### Текстовый блок

Либеральных журналов в России в конце XIX в. насчитывалось больше, чем консервативных, и их внешнеполитические предпочтения заметно различались. К примеру, «Вестник Европы» долго занимал прогерманские и антифранцузские позиции, противостоя «Русской мысли», «Северному вестнику» и «Русскому богатству». Не менее существенные разногласия возникли между либералами и при оценке японо-китайской войны. Л. З. Слонимский высказывался о конфликте на Дальнем Востоке с явным высокомерием: «Великим европейским державам остаётся только следить за ходом возникшей борьбы, наблюдая, как японцы топят китайцев и как последние режут японцев, по правилам ли военного искусства или без всяких правил»48. Публицист с самого начала изображал «более культурную Японию» как оплот цивилизации, и не сомневался, что корейцам и китайцам необходима её опека. Он сожалел о том, что в Европе не видели необходимости в расчленении Цинской империи, хотя, как ему казалось, Россия только выиграла бы, если бы граничила не с огромным Китаем, а с более мелкими государствами тибетцев, уйгуров, монголов и маньчжур. Слонимский полагал, что европейцам не стоит предоставлять Китаю займы и посылать туда военных инструкторов, укрепляя тем самым деспотизм и неэффективную бюрократию, далёкую от «истинной человеческой культуры» Запада49. Не изменяя себе, в январе 1895 г. обозреватель прославлял «решительное торжество возрождённой Японии над неподвижным, самобытным и самодовольным Китаем»50. Подобные характеристики повторялись буквально в каждом номере «Вестника Европы».
В конце 1894 г. журнал опубликовал большое исследование В. Черевкова, проследившего путь, пройденный Японией с древнейших времён до современности51. Детально и с явной симпатией он рассказывал про реформы Мэйдзи, конституцию и парламент страны. Правда, тут же говорилось о том, что России нужно поставлять на Японские острова промышленные товары, дабы спасти миллионы их кустарей от машинного труда и капитализма. В редакционном примечании М. М. Стасюлевич особо отмечал общее сочувствие сотрудников журнала к вестернизации Японии52. В том же номере приводились два стихотворения российского посла в Токио М. А. Дурново, восхвалявшего японский буддизм53. Неудивительно, что Грингмут и его единомышленники яростно критиковали «Вестник Европы» за неспособность увидеть угрозу восточным рубежам России54.

######
### Представленные данные

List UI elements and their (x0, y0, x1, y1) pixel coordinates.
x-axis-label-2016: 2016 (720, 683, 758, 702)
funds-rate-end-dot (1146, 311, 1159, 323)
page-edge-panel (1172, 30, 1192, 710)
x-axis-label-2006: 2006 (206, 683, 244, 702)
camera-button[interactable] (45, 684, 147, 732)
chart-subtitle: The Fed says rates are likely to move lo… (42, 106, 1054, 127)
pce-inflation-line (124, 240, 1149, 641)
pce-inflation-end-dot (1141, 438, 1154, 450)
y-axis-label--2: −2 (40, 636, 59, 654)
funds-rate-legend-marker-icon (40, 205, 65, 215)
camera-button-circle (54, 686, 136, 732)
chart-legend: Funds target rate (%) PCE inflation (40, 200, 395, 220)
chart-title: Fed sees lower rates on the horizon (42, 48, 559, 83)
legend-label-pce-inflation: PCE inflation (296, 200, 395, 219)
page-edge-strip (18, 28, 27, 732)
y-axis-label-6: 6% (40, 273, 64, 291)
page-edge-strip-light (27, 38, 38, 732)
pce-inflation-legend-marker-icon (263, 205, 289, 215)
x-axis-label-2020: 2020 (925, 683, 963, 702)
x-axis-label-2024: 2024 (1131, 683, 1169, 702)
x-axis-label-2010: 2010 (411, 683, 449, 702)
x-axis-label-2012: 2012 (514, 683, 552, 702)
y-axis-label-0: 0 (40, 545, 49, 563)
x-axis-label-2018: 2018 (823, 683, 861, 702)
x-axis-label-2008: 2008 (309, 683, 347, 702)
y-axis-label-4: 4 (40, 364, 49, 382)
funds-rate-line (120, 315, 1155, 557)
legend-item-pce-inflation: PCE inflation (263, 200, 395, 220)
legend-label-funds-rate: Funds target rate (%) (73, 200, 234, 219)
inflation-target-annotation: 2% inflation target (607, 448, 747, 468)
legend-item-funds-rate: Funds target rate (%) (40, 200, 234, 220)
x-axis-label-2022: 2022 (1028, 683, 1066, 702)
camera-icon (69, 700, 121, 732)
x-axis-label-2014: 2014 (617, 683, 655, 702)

######
### Представленные данные

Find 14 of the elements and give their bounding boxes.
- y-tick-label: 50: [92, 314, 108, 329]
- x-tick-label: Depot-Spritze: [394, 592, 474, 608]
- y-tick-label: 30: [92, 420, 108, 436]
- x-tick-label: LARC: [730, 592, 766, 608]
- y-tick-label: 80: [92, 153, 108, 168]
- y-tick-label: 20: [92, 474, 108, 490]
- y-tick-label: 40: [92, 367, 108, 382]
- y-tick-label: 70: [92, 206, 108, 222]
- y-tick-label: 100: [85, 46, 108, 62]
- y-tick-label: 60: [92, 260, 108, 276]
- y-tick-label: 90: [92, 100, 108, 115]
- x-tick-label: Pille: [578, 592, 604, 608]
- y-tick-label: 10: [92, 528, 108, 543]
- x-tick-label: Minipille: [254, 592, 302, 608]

######
### Представленные данные

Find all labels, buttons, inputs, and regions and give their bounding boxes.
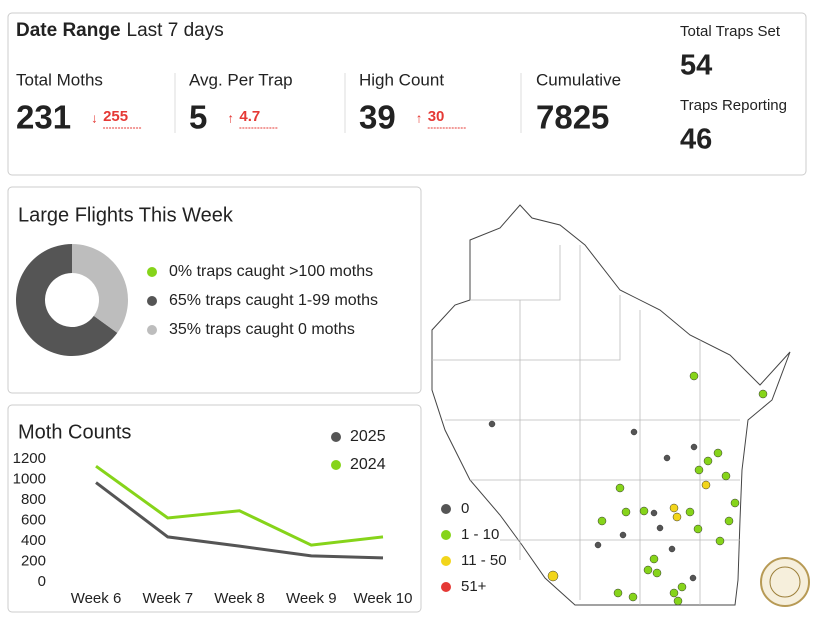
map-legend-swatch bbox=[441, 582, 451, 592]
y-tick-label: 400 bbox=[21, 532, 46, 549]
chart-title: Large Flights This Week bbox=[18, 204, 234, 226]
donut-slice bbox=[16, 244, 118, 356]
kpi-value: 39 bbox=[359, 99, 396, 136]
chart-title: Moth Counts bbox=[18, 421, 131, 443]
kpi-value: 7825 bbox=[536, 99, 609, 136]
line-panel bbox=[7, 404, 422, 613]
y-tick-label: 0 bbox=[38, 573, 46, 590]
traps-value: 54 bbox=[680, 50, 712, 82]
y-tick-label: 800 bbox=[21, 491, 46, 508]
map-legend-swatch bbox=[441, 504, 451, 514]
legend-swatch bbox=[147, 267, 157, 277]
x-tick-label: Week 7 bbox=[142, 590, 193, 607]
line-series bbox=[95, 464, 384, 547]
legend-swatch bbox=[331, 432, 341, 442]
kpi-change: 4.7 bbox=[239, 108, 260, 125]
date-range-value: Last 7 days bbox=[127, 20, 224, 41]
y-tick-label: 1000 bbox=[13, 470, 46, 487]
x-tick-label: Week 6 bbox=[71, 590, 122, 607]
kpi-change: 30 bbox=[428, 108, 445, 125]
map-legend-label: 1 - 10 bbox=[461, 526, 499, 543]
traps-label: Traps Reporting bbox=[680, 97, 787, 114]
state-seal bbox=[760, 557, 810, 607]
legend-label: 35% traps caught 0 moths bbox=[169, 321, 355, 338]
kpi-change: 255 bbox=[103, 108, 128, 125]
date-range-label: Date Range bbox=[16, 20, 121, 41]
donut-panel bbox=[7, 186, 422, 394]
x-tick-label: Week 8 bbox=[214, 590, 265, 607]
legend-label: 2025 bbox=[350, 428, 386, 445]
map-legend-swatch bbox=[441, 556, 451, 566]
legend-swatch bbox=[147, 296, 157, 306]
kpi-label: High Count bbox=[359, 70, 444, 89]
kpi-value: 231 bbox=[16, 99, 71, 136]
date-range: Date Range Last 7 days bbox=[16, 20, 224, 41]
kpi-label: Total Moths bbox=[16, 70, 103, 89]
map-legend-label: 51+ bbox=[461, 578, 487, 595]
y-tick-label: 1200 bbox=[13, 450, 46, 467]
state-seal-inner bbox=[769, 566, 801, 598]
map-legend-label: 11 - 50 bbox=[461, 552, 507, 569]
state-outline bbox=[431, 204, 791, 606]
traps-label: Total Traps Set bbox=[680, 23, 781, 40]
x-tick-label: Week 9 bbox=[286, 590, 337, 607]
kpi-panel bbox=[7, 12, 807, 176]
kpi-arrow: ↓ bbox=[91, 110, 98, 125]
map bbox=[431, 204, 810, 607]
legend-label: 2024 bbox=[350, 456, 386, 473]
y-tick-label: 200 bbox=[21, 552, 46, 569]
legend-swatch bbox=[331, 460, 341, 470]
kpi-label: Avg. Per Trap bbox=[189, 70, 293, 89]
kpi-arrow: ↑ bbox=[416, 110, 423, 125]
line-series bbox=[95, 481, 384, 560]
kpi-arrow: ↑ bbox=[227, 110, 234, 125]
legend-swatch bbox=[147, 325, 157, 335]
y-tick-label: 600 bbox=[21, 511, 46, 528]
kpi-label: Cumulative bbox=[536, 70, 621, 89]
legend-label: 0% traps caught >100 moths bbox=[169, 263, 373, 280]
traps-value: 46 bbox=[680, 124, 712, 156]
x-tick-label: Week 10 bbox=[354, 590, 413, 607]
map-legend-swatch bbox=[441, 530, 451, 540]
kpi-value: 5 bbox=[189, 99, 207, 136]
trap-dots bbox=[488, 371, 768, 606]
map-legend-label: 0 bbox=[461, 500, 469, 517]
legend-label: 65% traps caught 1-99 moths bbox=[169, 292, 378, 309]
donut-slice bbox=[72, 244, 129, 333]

######

Задачи для решения:
- 1) Чьё большое исследование о пути Японии с древнейших времён до современности, согласно тексту о либеральных журналах, было опубликовано в конце 1894 г.?
- 2) Пожалуйста, верните из текста о либеральных журналах всё начиная с «В конце 1894» и вплоть до «восточным рубежам России54.» без изменений.

Список ответов:
- 1) Исследование В. Черевкова.

- 2)
В конце 1894 г. журнал опубликовал большое исследование В. Черевкова, проследившего путь, пройденный Японией с древнейших времён до современности51. Детально и с явной симпатией он рассказывал про реформы Мэйдзи, конституцию и парламент страны. Правда, тут же говорилось о том, что России нужно поставлять на Японские острова промышленные товары, дабы спасти миллионы их кустарей от машинного труда и капитализма. В редакционном примечании М. М. Стасюлевич особо отмечал общее сочувствие сотрудников журнала к вестернизации Японии52. В том же номере приводились два стихотворения российского посла в Токио М. А. Дурново, восхвалявшего японский буддизм53. Неудивительно, что Грингмут и его единомышленники яростно критиковали «Вестник Европы» за неспособность увидеть угрозу восточным рубежам России54.